■ **DATA ROWS**
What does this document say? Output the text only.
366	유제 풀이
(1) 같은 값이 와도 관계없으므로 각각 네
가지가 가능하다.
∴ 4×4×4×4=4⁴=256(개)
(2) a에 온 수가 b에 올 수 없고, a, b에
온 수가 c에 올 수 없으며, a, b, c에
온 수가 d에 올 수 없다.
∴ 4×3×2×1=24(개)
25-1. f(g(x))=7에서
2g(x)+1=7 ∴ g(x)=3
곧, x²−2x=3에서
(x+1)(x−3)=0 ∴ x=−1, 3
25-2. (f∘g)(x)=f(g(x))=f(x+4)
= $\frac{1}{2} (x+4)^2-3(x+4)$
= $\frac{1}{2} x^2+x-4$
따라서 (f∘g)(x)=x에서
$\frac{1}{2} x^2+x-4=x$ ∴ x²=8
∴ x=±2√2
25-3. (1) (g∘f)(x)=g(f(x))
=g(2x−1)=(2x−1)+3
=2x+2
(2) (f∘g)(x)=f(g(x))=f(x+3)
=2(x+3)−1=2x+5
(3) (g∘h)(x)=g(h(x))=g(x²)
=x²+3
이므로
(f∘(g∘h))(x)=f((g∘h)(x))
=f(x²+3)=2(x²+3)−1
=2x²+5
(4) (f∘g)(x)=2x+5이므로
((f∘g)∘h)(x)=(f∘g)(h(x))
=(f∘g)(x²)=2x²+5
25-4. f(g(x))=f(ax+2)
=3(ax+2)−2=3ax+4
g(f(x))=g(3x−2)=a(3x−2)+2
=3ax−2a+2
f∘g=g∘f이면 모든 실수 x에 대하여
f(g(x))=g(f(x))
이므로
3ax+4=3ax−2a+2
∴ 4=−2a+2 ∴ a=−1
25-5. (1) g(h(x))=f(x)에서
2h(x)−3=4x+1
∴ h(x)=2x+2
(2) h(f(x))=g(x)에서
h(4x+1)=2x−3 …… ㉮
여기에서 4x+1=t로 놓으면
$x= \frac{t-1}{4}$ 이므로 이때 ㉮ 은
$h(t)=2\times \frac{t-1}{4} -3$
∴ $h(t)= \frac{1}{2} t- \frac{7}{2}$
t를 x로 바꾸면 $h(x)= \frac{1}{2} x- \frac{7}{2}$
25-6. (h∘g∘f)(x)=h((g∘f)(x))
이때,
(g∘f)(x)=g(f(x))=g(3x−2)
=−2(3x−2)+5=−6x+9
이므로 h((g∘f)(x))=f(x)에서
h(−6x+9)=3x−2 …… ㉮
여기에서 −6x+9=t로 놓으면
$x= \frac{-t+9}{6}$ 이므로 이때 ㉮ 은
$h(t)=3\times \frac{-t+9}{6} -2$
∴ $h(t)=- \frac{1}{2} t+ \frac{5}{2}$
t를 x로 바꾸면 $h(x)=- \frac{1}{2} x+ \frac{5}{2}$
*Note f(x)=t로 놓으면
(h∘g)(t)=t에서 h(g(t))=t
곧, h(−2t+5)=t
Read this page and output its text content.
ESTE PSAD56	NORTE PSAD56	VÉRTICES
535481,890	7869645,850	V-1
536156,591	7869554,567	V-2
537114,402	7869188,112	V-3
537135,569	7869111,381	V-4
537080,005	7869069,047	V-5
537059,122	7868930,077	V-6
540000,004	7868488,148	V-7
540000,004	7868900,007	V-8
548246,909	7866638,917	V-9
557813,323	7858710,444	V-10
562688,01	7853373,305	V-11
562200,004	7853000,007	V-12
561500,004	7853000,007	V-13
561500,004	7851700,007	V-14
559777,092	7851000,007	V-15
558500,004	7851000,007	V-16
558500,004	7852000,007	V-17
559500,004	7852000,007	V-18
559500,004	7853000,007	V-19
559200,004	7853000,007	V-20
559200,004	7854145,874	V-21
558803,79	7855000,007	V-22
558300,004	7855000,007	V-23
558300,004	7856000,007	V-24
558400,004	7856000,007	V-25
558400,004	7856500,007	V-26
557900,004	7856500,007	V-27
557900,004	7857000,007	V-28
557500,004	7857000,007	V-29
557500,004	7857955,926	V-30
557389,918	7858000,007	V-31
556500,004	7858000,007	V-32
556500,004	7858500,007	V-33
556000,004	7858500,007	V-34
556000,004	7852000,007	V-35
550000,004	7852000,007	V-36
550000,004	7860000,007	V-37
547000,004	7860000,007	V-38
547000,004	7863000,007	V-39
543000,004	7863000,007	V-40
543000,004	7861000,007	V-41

■ **WRITTEN PROBLEM**
Find the word "frac" in the records and pull out each line that has it.

■ **THE ANSWER**
= $\frac{1}{2} (x+4)^2-3(x+4)$
= $\frac{1}{2} x^2+x-4$
$\frac{1}{2} x^2+x-4=x$ ∴ x²=8
$x= \frac{t-1}{4}$ 이므로 이때 ㉮ 은
$h(t)=2\times \frac{t-1}{4} -3$
∴ $h(t)= \frac{1}{2} t- \frac{7}{2}$
t를 x로 바꾸면 $h(x)= \frac{1}{2} x- \frac{7}{2}$
$x= \frac{-t+9}{6}$ 이므로 이때 ㉮ 은
$h(t)=3\times \frac{-t+9}{6} -2$
∴ $h(t)=- \frac{1}{2} t+ \frac{5}{2}$
t를 x로 바꾸면 $h(x)=- \frac{1}{2} x+ \frac{5}{2}$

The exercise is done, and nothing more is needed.